* [EXERCISE REQUIREMENTS]
In the listing below, locate the lines that hold the string "this". Copy those lines.

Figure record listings
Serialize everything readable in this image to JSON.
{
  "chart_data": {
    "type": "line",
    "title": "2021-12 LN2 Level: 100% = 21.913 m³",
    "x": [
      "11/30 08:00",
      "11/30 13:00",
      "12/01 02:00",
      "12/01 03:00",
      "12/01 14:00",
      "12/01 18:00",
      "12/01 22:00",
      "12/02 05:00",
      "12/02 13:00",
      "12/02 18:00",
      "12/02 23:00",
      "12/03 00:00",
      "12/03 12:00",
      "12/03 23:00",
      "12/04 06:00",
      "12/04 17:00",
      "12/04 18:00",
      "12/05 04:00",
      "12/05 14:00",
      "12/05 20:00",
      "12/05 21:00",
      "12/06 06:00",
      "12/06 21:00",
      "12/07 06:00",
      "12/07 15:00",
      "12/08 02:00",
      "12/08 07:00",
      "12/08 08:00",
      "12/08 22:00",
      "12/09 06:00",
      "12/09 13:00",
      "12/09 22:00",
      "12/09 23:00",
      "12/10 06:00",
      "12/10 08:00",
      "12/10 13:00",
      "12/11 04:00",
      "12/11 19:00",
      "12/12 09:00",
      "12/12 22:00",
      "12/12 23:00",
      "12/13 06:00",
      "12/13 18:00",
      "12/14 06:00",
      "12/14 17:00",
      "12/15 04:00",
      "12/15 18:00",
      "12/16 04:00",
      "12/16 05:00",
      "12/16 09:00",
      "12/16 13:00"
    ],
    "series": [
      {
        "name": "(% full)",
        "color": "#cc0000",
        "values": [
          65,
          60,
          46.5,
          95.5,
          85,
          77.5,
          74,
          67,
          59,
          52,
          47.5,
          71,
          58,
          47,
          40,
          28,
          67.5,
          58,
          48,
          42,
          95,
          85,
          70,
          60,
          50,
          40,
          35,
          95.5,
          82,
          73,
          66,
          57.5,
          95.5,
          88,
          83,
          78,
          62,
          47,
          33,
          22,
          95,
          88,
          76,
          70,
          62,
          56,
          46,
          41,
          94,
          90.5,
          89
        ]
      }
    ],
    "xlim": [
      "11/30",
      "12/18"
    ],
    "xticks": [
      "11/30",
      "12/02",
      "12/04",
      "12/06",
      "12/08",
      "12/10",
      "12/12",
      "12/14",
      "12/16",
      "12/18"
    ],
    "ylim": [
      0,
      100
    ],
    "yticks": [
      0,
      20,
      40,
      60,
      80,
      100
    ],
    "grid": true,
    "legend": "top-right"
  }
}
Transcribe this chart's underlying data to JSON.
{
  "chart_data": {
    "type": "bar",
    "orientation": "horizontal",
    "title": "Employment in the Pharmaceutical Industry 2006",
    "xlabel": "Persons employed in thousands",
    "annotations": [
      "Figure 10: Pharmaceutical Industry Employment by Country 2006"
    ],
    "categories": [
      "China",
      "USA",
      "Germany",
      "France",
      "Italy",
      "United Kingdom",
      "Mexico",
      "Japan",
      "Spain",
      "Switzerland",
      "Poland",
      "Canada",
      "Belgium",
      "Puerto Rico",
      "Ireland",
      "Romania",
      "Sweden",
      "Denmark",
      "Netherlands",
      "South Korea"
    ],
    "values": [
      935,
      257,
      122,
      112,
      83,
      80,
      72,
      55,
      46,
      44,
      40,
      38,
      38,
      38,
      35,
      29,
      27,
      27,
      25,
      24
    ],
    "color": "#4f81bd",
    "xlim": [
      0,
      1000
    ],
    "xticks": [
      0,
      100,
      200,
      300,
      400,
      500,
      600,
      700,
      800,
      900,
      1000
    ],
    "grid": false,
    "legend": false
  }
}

* [THE REPLY]
Serialize everything readable in this image to JSON.
Transcribe this chart's underlying data to JSON.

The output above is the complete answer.